== Data shown ==
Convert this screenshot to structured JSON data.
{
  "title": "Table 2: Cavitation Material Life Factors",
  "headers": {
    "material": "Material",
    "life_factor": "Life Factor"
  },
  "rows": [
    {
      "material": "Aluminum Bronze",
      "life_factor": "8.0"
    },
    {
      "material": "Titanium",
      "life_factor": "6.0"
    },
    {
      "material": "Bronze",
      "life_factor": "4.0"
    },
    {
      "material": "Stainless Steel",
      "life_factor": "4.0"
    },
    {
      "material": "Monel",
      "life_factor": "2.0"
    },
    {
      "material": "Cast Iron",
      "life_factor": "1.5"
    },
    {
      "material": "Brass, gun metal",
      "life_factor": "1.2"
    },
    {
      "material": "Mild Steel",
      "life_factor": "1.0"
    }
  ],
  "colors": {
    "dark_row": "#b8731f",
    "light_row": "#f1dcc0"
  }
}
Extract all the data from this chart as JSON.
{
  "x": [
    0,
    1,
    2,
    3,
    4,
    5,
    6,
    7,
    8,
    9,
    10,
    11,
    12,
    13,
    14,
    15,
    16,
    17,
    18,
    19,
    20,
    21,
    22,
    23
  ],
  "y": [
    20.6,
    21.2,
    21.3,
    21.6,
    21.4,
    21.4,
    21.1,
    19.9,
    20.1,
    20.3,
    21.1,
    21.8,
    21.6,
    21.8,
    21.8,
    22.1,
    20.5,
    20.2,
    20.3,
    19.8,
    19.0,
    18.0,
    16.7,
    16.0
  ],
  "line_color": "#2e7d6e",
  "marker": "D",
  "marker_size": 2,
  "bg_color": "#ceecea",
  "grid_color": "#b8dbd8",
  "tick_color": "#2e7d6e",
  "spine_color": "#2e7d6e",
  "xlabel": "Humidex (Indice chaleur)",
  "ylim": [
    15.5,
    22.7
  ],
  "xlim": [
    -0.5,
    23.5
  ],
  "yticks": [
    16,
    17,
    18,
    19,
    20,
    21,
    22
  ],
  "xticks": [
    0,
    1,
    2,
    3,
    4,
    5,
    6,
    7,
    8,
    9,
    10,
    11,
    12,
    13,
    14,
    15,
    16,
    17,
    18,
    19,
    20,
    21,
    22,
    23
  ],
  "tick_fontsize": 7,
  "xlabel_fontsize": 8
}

== What to do ==
Return the full listing, character for character.

== Solution ==
Convert this screenshot to structured JSON data.
{
  "title": "Table 2: Cavitation Material Life Factors",
  "headers": {
    "material": "Material",
    "life_factor": "Life Factor"
  },
  "rows": [
    {
      "material": "Aluminum Bronze",
      "life_factor": "8.0"
    },
    {
      "material": "Titanium",
      "life_factor": "6.0"
    },
    {
      "material": "Bronze",
      "life_factor": "4.0"
    },
    {
      "material": "Stainless Steel",
      "life_factor": "4.0"
    },
    {
      "material": "Monel",
      "life_factor": "2.0"
    },
    {
      "material": "Cast Iron",
      "life_factor": "1.5"
    },
    {
      "material": "Brass, gun metal",
      "life_factor": "1.2"
    },
    {
      "material": "Mild Steel",
      "life_factor": "1.0"
    }
  ],
  "colors": {
    "dark_row": "#b8731f",
    "light_row": "#f1dcc0"
  }
}
Extract all the data from this chart as JSON.
{
  "x": [
    0,
    1,
    2,
    3,
    4,
    5,
    6,
    7,
    8,
    9,
    10,
    11,
    12,
    13,
    14,
    15,
    16,
    17,
    18,
    19,
    20,
    21,
    22,
    23
  ],
  "y": [
    20.6,
    21.2,
    21.3,
    21.6,
    21.4,
    21.4,
    21.1,
    19.9,
    20.1,
    20.3,
    21.1,
    21.8,
    21.6,
    21.8,
    21.8,
    22.1,
    20.5,
    20.2,
    20.3,
    19.8,
    19.0,
    18.0,
    16.7,
    16.0
  ],
  "line_color": "#2e7d6e",
  "marker": "D",
  "marker_size": 2,
  "bg_color": "#ceecea",
  "grid_color": "#b8dbd8",
  "tick_color": "#2e7d6e",
  "spine_color": "#2e7d6e",
  "xlabel": "Humidex (Indice chaleur)",
  "ylim": [
    15.5,
    22.7
  ],
  "xlim": [
    -0.5,
    23.5
  ],
  "yticks": [
    16,
    17,
    18,
    19,
    20,
    21,
    22
  ],
  "xticks": [
    0,
    1,
    2,
    3,
    4,
    5,
    6,
    7,
    8,
    9,
    10,
    11,
    12,
    13,
    14,
    15,
    16,
    17,
    18,
    19,
    20,
    21,
    22,
    23
  ],
  "tick_fontsize": 7,
  "xlabel_fontsize": 8
}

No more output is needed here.